Task
Copy every line of the data that contains the string "must".

Dataset rows for document pages
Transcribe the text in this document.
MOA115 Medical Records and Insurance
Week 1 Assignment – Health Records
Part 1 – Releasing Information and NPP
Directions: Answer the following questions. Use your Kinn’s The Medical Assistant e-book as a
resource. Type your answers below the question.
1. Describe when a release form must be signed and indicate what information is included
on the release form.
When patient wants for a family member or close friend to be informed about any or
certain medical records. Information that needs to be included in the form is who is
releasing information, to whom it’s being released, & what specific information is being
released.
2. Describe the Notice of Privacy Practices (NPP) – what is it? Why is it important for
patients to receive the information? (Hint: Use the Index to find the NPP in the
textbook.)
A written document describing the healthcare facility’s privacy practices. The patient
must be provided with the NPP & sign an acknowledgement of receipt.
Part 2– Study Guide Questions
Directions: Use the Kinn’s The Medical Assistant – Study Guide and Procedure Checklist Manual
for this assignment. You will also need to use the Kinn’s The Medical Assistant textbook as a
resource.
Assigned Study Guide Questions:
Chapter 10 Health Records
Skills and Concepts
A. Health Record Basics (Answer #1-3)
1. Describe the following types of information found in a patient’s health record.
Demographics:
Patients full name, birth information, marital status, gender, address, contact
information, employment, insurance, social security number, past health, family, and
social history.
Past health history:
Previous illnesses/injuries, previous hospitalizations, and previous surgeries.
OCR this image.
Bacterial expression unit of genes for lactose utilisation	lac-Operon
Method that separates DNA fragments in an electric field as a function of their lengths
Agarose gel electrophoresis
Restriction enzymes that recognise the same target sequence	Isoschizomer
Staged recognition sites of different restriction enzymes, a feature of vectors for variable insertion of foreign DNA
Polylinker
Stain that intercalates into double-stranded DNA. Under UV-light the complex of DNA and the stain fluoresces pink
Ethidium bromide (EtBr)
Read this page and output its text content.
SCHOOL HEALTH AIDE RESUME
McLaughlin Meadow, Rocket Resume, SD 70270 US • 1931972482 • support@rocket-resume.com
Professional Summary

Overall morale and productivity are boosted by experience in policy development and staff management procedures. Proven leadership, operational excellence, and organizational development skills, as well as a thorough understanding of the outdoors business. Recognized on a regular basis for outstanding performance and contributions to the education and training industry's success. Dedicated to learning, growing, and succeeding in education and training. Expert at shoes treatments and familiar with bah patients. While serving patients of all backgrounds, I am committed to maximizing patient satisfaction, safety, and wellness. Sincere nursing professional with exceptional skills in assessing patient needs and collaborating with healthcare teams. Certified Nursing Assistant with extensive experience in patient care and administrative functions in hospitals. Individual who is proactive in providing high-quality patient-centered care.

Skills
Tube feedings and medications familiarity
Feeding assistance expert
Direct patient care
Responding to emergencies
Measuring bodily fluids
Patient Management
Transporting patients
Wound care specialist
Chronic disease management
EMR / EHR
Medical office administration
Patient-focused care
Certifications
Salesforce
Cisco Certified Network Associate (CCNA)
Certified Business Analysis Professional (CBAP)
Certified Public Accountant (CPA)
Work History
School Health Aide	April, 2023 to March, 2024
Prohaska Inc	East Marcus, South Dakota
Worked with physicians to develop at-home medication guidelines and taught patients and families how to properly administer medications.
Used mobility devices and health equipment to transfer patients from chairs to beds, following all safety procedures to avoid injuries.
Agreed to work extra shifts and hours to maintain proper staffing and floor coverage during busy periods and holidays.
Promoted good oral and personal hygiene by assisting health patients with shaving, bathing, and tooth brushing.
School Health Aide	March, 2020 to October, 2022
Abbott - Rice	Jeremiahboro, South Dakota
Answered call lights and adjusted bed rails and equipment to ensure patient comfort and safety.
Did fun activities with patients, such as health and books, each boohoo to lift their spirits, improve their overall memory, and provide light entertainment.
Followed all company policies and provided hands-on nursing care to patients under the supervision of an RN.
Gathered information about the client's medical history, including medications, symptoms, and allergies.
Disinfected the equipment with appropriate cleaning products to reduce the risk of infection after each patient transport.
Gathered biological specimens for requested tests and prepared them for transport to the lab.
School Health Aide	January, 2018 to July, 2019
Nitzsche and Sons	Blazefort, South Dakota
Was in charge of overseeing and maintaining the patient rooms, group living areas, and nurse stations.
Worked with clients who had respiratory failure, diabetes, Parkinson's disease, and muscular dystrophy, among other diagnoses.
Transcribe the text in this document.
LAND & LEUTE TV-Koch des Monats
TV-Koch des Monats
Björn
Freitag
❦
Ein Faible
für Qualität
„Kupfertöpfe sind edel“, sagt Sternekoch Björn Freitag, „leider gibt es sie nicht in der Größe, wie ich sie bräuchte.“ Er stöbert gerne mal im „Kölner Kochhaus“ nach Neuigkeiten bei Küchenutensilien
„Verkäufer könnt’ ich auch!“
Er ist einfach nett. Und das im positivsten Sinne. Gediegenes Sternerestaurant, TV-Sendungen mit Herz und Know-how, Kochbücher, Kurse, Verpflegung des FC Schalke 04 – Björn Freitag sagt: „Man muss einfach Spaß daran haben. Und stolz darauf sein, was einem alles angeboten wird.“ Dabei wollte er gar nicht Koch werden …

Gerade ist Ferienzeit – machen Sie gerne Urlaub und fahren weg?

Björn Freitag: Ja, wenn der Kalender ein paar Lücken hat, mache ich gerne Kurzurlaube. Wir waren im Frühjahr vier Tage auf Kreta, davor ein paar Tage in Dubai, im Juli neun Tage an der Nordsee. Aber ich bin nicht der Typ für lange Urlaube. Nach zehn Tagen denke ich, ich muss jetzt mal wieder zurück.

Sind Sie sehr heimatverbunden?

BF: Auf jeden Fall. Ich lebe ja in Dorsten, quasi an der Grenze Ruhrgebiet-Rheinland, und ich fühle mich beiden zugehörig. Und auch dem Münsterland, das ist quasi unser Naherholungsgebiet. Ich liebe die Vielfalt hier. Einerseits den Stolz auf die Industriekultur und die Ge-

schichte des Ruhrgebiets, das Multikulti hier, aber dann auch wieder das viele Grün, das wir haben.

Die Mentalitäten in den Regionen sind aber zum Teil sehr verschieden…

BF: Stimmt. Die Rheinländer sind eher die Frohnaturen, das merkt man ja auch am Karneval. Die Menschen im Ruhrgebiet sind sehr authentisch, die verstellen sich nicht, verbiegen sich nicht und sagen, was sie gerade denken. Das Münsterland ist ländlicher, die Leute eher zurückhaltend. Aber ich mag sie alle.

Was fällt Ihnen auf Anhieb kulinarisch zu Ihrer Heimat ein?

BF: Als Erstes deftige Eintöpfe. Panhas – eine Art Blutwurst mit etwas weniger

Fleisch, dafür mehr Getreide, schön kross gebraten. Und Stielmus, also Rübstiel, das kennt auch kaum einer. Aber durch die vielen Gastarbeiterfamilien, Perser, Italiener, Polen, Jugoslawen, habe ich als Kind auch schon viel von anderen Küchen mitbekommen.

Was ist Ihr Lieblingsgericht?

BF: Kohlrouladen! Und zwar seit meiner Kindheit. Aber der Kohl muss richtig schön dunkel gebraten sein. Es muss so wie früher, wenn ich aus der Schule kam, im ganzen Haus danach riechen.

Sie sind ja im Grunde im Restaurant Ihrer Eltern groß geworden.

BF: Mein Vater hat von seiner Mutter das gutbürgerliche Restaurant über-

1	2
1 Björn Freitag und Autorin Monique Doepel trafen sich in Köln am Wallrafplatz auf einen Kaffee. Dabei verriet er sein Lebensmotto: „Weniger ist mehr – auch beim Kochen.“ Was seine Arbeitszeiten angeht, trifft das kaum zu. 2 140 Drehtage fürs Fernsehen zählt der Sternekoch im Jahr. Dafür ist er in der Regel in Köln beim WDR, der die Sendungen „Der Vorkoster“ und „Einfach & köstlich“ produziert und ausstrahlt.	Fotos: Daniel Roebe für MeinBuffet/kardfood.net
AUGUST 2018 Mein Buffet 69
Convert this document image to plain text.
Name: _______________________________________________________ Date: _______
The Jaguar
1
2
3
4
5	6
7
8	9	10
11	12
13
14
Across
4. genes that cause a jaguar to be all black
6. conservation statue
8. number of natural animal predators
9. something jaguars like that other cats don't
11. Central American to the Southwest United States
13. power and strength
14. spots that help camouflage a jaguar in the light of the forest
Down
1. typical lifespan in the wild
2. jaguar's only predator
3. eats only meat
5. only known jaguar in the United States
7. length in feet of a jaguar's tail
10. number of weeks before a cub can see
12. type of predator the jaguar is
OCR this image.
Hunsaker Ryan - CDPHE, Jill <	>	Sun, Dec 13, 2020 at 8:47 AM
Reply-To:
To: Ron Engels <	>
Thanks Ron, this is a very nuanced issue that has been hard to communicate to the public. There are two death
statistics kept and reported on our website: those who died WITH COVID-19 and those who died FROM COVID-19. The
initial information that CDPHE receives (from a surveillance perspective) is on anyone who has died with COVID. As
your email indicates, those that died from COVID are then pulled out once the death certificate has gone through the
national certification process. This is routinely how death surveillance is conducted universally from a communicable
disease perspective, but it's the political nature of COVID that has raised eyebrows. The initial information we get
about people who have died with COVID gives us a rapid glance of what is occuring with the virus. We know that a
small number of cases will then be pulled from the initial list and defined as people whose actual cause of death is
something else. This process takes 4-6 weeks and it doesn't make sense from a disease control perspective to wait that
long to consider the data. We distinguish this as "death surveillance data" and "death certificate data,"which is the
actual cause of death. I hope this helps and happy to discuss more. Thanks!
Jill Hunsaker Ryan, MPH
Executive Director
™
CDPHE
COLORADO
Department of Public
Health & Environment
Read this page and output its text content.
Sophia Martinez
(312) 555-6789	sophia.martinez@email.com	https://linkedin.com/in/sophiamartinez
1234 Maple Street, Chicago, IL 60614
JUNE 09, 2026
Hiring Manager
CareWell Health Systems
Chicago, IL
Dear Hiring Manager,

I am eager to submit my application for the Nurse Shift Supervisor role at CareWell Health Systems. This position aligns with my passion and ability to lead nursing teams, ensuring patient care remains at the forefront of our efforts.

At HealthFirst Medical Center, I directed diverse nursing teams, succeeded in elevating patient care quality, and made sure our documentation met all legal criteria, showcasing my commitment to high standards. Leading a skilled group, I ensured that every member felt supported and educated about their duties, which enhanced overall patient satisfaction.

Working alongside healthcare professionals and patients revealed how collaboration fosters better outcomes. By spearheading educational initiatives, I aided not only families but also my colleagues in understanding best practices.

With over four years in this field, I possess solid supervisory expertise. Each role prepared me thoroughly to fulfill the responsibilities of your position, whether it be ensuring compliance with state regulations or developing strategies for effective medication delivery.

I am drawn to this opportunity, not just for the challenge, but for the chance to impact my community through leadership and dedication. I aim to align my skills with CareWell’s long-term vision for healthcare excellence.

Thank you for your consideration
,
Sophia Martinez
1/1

Reply
1. Describe when a release form must be signed and indicate what information is included
must be provided with the NPP & sign an acknowledgement of receipt.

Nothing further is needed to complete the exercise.